__WORK REQUIRED__:
Reproduce the listing verbatim.

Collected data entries
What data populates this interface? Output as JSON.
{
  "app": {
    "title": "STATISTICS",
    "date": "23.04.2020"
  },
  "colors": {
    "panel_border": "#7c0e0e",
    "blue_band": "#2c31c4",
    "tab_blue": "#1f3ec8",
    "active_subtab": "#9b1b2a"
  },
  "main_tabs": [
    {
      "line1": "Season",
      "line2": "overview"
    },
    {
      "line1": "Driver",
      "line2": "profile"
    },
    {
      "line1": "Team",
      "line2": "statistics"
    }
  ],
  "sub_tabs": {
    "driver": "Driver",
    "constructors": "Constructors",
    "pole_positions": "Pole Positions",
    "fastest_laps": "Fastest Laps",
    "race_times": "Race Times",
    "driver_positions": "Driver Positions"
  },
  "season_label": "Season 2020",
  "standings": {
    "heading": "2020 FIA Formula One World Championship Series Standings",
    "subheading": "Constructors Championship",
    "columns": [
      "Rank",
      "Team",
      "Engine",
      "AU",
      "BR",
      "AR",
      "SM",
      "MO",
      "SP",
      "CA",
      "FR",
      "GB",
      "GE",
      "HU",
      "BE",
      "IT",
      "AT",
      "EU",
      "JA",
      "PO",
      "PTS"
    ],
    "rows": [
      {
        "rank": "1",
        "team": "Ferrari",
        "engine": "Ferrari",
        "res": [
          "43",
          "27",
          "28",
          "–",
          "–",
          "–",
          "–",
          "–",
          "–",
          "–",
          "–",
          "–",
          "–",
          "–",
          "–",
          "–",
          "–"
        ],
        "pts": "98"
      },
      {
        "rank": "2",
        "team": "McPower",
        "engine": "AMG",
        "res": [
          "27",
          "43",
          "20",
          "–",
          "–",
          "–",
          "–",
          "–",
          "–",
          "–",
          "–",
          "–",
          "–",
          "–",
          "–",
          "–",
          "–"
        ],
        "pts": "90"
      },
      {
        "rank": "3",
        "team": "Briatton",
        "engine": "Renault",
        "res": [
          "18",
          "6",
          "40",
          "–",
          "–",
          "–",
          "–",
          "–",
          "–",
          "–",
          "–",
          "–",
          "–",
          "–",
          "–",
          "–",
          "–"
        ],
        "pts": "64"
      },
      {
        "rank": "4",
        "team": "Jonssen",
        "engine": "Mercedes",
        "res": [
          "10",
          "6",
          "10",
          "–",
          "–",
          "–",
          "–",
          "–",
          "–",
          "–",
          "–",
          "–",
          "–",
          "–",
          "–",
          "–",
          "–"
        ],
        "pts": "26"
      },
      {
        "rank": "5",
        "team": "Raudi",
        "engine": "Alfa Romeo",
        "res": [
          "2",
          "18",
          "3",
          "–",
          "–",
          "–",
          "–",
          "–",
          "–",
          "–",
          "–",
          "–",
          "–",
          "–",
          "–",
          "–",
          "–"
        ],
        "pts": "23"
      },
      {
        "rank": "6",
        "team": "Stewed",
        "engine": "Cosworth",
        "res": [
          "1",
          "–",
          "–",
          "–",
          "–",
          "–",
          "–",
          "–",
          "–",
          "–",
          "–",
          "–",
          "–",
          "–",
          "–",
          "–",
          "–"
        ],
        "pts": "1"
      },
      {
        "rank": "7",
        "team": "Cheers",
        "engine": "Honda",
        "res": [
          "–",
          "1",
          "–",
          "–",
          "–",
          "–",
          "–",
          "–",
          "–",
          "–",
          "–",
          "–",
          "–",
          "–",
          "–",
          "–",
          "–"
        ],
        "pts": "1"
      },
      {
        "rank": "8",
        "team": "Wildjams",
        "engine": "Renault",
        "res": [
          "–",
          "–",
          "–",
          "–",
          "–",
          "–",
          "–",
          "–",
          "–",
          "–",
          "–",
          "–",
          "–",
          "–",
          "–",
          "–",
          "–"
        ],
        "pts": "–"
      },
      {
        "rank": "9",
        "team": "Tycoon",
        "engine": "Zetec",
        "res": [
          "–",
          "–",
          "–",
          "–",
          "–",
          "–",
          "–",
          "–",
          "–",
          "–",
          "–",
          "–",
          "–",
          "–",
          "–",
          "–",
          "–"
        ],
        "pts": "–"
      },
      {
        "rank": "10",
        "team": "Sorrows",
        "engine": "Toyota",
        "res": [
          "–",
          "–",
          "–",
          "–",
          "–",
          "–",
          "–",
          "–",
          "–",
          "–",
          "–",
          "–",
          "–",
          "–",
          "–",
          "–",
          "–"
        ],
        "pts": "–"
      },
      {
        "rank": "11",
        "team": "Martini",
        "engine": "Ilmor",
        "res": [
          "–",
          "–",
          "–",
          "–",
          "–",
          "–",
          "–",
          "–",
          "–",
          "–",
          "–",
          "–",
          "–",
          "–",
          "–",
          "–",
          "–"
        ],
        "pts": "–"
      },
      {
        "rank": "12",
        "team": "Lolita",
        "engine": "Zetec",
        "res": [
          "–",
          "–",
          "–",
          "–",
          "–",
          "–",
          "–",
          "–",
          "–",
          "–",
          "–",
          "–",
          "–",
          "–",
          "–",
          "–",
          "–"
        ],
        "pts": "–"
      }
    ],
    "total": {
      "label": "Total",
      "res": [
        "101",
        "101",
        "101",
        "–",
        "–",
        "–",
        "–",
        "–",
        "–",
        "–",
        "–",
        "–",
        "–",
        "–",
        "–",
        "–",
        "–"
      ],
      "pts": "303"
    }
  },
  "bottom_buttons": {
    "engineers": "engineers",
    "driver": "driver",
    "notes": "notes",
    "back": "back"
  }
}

__SOLUTION TO THIS TASK__:
What data populates this interface? Output as JSON.
{
  "app": {
    "title": "STATISTICS",
    "date": "23.04.2020"
  },
  "colors": {
    "panel_border": "#7c0e0e",
    "blue_band": "#2c31c4",
    "tab_blue": "#1f3ec8",
    "active_subtab": "#9b1b2a"
  },
  "main_tabs": [
    {
      "line1": "Season",
      "line2": "overview"
    },
    {
      "line1": "Driver",
      "line2": "profile"
    },
    {
      "line1": "Team",
      "line2": "statistics"
    }
  ],
  "sub_tabs": {
    "driver": "Driver",
    "constructors": "Constructors",
    "pole_positions": "Pole Positions",
    "fastest_laps": "Fastest Laps",
    "race_times": "Race Times",
    "driver_positions": "Driver Positions"
  },
  "season_label": "Season 2020",
  "standings": {
    "heading": "2020 FIA Formula One World Championship Series Standings",
    "subheading": "Constructors Championship",
    "columns": [
      "Rank",
      "Team",
      "Engine",
      "AU",
      "BR",
      "AR",
      "SM",
      "MO",
      "SP",
      "CA",
      "FR",
      "GB",
      "GE",
      "HU",
      "BE",
      "IT",
      "AT",
      "EU",
      "JA",
      "PO",
      "PTS"
    ],
    "rows": [
      {
        "rank": "1",
        "team": "Ferrari",
        "engine": "Ferrari",
        "res": [
          "43",
          "27",
          "28",
          "–",
          "–",
          "–",
          "–",
          "–",
          "–",
          "–",
          "–",
          "–",
          "–",
          "–",
          "–",
          "–",
          "–"
        ],
        "pts": "98"
      },
      {
        "rank": "2",
        "team": "McPower",
        "engine": "AMG",
        "res": [
          "27",
          "43",
          "20",
          "–",
          "–",
          "–",
          "–",
          "–",
          "–",
          "–",
          "–",
          "–",
          "–",
          "–",
          "–",
          "–",
          "–"
        ],
        "pts": "90"
      },
      {
        "rank": "3",
        "team": "Briatton",
        "engine": "Renault",
        "res": [
          "18",
          "6",
          "40",
          "–",
          "–",
          "–",
          "–",
          "–",
          "–",
          "–",
          "–",
          "–",
          "–",
          "–",
          "–",
          "–",
          "–"
        ],
        "pts": "64"
      },
      {
        "rank": "4",
        "team": "Jonssen",
        "engine": "Mercedes",
        "res": [
          "10",
          "6",
          "10",
          "–",
          "–",
          "–",
          "–",
          "–",
          "–",
          "–",
          "–",
          "–",
          "–",
          "–",
          "–",
          "–",
          "–"
        ],
        "pts": "26"
      },
      {
        "rank": "5",
        "team": "Raudi",
        "engine": "Alfa Romeo",
        "res": [
          "2",
          "18",
          "3",
          "–",
          "–",
          "–",
          "–",
          "–",
          "–",
          "–",
          "–",
          "–",
          "–",
          "–",
          "–",
          "–",
          "–"
        ],
        "pts": "23"
      },
      {
        "rank": "6",
        "team": "Stewed",
        "engine": "Cosworth",
        "res": [
          "1",
          "–",
          "–",
          "–",
          "–",
          "–",
          "–",
          "–",
          "–",
          "–",
          "–",
          "–",
          "–",
          "–",
          "–",
          "–",
          "–"
        ],
        "pts": "1"
      },
      {
        "rank": "7",
        "team": "Cheers",
        "engine": "Honda",
        "res": [
          "–",
          "1",
          "–",
          "–",
          "–",
          "–",
          "–",
          "–",
          "–",
          "–",
          "–",
          "–",
          "–",
          "–",
          "–",
          "–",
          "–"
        ],
        "pts": "1"
      },
      {
        "rank": "8",
        "team": "Wildjams",
        "engine": "Renault",
        "res": [
          "–",
          "–",
          "–",
          "–",
          "–",
          "–",
          "–",
          "–",
          "–",
          "–",
          "–",
          "–",
          "–",
          "–",
          "–",
          "–",
          "–"
        ],
        "pts": "–"
      },
      {
        "rank": "9",
        "team": "Tycoon",
        "engine": "Zetec",
        "res": [
          "–",
          "–",
          "–",
          "–",
          "–",
          "–",
          "–",
          "–",
          "–",
          "–",
          "–",
          "–",
          "–",
          "–",
          "–",
          "–",
          "–"
        ],
        "pts": "–"
      },
      {
        "rank": "10",
        "team": "Sorrows",
        "engine": "Toyota",
        "res": [
          "–",
          "–",
          "–",
          "–",
          "–",
          "–",
          "–",
          "–",
          "–",
          "–",
          "–",
          "–",
          "–",
          "–",
          "–",
          "–",
          "–"
        ],
        "pts": "–"
      },
      {
        "rank": "11",
        "team": "Martini",
        "engine": "Ilmor",
        "res": [
          "–",
          "–",
          "–",
          "–",
          "–",
          "–",
          "–",
          "–",
          "–",
          "–",
          "–",
          "–",
          "–",
          "–",
          "–",
          "–",
          "–"
        ],
        "pts": "–"
      },
      {
        "rank": "12",
        "team": "Lolita",
        "engine": "Zetec",
        "res": [
          "–",
          "–",
          "–",
          "–",
          "–",
          "–",
          "–",
          "–",
          "–",
          "–",
          "–",
          "–",
          "–",
          "–",
          "–",
          "–",
          "–"
        ],
        "pts": "–"
      }
    ],
    "total": {
      "label": "Total",
      "res": [
        "101",
        "101",
        "101",
        "–",
        "–",
        "–",
        "–",
        "–",
        "–",
        "–",
        "–",
        "–",
        "–",
        "–",
        "–",
        "–",
        "–"
      ],
      "pts": "303"
    }
  },
  "bottom_buttons": {
    "engineers": "engineers",
    "driver": "driver",
    "notes": "notes",
    "back": "back"
  }
}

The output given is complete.